▸ **Stored items**:
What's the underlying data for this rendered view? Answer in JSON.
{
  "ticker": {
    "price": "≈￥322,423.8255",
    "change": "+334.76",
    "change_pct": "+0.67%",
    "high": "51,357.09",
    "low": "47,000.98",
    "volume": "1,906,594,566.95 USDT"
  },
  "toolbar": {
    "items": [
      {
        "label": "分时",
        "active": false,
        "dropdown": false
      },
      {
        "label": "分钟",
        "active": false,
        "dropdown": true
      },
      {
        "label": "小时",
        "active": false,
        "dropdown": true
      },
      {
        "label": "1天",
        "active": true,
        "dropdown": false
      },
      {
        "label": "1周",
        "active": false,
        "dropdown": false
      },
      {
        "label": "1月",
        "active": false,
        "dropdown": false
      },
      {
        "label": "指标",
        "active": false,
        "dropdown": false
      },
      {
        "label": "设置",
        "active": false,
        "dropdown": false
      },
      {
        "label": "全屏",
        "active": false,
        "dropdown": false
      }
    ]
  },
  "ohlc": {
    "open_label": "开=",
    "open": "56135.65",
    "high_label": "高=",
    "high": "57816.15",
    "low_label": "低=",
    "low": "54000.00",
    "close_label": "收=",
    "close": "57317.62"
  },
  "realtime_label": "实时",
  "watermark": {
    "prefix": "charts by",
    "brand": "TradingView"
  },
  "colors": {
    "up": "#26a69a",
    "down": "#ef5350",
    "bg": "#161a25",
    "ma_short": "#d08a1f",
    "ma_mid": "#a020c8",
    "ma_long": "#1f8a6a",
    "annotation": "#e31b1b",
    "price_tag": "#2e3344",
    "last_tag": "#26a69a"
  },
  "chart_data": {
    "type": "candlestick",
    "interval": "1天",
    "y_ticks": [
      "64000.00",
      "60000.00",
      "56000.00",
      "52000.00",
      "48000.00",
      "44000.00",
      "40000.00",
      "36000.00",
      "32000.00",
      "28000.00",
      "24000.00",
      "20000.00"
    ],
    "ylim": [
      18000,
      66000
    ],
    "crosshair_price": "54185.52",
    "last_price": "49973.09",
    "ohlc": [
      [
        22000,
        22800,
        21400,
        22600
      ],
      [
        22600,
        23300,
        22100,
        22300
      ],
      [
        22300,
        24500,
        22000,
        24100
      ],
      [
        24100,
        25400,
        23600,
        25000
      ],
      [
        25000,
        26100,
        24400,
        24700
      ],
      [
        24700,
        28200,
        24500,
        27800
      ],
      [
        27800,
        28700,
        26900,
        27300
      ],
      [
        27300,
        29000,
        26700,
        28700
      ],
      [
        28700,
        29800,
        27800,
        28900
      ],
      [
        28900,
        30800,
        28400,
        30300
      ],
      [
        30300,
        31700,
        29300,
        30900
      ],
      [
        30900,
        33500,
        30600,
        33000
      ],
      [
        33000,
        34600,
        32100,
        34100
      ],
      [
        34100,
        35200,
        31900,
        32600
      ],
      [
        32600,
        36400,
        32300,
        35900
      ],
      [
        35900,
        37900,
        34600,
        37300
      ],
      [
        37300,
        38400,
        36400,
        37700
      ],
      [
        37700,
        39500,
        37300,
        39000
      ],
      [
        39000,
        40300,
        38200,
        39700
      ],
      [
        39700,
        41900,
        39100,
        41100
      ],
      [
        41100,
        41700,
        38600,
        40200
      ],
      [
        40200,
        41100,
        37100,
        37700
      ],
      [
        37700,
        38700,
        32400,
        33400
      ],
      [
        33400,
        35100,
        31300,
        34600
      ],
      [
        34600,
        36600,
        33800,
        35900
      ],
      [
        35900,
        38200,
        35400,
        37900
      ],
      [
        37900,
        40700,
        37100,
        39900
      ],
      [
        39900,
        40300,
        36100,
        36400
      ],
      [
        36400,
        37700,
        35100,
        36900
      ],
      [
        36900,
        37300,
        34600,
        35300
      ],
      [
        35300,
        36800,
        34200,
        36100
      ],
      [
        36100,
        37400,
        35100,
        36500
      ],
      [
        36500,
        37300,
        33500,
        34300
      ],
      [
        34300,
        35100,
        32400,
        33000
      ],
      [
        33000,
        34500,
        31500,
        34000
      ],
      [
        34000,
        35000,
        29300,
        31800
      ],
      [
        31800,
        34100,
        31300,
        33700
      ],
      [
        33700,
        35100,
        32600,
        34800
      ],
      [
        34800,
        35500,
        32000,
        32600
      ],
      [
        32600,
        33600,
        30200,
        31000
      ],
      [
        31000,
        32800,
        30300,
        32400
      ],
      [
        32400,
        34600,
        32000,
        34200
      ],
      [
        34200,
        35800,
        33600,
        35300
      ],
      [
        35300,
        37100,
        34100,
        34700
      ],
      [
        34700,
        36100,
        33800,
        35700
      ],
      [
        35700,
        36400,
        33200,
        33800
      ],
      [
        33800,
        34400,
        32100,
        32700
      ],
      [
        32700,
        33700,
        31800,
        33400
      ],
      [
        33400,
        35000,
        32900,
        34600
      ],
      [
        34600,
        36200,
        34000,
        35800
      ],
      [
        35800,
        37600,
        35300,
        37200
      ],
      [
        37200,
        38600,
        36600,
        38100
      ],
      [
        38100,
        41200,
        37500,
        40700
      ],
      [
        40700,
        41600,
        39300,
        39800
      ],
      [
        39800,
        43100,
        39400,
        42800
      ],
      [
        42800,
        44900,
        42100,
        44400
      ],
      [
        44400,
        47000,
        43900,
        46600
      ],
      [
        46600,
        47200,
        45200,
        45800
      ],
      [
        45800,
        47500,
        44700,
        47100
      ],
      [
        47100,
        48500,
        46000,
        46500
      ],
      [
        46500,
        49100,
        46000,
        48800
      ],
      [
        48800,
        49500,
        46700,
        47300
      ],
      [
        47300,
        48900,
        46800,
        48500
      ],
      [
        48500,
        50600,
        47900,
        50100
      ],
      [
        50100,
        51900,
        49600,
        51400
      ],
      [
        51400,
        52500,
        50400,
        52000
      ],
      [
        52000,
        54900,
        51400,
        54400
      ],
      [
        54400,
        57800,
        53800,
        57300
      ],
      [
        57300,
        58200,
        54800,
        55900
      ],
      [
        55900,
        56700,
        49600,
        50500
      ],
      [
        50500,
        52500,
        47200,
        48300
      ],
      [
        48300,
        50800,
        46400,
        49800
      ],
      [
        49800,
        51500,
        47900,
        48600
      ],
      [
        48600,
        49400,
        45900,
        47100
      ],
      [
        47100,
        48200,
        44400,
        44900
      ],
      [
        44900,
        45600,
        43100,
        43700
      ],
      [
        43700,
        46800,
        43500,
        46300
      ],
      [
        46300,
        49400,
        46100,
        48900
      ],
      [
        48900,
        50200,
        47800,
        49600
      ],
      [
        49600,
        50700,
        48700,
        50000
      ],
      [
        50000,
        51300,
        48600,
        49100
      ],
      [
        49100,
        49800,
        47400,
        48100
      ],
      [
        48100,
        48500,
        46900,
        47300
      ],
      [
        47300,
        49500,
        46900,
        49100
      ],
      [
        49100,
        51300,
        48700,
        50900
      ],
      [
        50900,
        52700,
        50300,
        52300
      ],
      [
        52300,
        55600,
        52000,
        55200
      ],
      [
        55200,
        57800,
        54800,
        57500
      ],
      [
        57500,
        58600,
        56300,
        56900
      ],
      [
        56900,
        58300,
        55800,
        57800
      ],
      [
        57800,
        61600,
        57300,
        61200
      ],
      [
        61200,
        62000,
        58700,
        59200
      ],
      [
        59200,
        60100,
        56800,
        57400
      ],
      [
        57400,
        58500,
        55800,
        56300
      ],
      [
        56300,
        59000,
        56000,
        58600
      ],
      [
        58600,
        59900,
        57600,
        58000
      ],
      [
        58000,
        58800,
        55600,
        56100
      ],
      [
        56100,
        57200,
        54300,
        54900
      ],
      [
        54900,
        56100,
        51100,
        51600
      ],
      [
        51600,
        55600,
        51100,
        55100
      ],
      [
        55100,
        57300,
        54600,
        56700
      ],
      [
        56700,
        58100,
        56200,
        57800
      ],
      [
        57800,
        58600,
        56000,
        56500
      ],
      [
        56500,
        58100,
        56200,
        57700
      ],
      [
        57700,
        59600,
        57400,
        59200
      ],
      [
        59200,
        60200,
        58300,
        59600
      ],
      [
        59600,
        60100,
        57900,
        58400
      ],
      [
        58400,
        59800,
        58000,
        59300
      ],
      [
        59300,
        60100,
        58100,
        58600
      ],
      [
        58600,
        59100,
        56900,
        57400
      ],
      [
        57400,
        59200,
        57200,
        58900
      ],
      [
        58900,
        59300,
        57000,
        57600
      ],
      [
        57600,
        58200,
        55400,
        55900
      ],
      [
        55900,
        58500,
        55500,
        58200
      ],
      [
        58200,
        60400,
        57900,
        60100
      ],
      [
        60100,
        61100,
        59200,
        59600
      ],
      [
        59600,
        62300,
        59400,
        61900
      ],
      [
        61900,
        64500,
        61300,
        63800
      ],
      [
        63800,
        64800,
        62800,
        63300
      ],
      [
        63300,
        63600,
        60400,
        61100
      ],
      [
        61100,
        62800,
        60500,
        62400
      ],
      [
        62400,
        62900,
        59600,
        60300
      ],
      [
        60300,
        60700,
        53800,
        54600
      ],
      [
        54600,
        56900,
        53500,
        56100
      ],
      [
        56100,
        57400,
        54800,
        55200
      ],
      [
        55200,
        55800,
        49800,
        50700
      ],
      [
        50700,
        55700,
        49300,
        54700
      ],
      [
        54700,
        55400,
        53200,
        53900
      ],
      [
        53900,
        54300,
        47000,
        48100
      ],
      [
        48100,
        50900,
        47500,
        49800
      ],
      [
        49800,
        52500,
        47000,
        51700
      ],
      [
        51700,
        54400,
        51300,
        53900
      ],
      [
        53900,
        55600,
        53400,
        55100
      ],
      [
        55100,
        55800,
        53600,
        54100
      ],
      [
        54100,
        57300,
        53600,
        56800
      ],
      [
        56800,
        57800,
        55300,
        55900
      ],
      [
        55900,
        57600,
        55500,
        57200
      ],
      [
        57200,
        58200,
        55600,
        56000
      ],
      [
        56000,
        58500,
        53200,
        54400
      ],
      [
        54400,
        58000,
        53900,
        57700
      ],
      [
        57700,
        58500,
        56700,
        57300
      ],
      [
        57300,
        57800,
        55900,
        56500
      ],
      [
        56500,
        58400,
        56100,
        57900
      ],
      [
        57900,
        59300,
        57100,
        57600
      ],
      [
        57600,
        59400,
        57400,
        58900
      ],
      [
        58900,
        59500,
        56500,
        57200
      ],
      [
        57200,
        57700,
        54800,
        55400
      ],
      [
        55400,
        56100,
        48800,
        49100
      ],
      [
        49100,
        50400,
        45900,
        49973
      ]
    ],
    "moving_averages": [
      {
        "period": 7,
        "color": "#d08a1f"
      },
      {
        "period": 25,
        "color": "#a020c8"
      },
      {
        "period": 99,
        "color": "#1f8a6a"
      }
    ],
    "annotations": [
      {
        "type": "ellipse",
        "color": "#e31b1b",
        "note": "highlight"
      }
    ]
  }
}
==
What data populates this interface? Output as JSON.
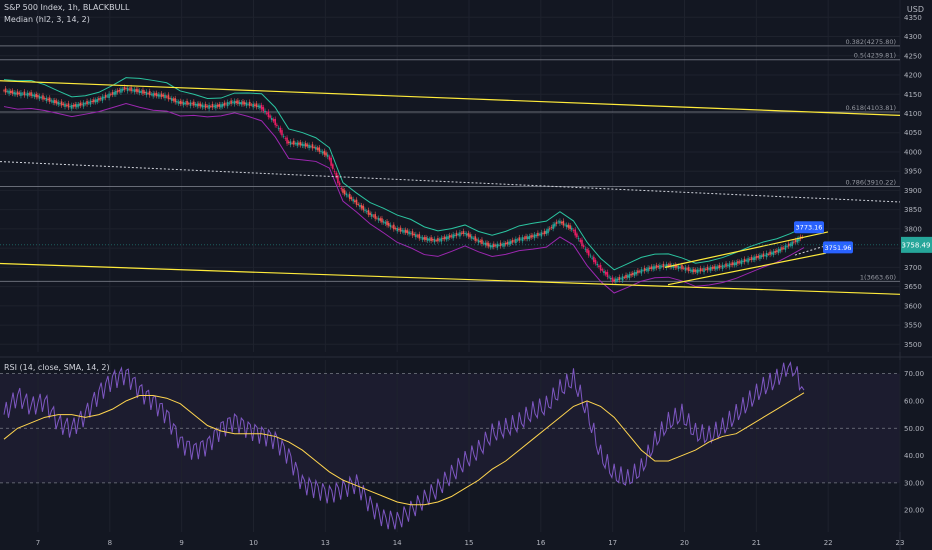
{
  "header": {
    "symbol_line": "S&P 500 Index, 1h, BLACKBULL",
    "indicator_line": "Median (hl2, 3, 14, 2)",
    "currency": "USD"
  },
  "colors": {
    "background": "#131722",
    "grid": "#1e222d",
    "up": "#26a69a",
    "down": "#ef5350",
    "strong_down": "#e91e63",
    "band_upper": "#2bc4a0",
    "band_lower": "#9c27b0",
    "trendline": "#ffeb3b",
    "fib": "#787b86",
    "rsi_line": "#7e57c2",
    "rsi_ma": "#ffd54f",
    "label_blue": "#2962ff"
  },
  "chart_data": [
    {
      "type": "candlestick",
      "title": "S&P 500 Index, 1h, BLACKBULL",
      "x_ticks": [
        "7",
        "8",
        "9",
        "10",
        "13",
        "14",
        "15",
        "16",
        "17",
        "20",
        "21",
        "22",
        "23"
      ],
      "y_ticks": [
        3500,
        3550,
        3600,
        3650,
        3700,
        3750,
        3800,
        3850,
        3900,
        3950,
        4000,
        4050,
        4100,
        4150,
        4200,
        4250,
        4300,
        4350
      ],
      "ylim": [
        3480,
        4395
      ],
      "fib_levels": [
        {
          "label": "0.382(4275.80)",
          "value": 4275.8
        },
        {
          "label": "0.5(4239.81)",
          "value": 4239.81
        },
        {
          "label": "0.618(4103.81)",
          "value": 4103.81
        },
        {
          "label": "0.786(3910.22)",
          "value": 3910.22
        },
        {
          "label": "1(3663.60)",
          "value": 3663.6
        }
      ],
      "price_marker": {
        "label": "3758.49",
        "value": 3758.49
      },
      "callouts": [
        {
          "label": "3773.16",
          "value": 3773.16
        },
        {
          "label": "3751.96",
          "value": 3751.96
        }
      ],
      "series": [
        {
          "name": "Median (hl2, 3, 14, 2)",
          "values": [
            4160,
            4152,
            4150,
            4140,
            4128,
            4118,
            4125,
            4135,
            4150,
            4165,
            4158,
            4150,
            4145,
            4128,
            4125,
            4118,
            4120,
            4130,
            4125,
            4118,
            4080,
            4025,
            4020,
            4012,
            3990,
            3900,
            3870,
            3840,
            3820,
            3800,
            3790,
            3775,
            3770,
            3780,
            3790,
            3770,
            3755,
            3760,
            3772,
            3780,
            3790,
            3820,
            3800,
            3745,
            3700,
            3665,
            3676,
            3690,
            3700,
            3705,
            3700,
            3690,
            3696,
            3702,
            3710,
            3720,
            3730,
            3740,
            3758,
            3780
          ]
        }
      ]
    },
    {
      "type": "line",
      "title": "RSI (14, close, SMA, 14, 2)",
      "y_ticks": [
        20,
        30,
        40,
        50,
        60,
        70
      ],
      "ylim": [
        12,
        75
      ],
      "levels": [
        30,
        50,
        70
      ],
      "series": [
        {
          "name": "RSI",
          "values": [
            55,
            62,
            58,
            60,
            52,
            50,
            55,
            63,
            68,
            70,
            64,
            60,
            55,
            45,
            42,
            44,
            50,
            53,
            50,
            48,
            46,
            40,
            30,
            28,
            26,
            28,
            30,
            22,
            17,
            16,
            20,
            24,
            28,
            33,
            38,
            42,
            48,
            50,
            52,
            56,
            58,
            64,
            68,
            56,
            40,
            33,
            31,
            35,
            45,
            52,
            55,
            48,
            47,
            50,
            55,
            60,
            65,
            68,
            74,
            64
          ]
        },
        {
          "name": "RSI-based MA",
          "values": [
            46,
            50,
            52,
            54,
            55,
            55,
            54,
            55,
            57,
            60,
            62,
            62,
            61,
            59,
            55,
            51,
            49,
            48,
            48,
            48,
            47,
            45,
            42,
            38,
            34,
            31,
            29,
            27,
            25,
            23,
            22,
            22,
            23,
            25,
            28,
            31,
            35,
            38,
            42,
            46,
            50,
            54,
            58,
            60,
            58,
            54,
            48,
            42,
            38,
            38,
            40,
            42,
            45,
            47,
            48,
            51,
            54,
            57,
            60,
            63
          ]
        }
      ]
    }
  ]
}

▸ **TASK REQUIREMENTS**:
Copy each line of the listing that includes "BLACKBULL".

▸ **ANSWER FOR THIS EXERCISE**:
    "symbol_line": "S&P 500 Index, 1h, BLACKBULL",
      "title": "S&P 500 Index, 1h, BLACKBULL",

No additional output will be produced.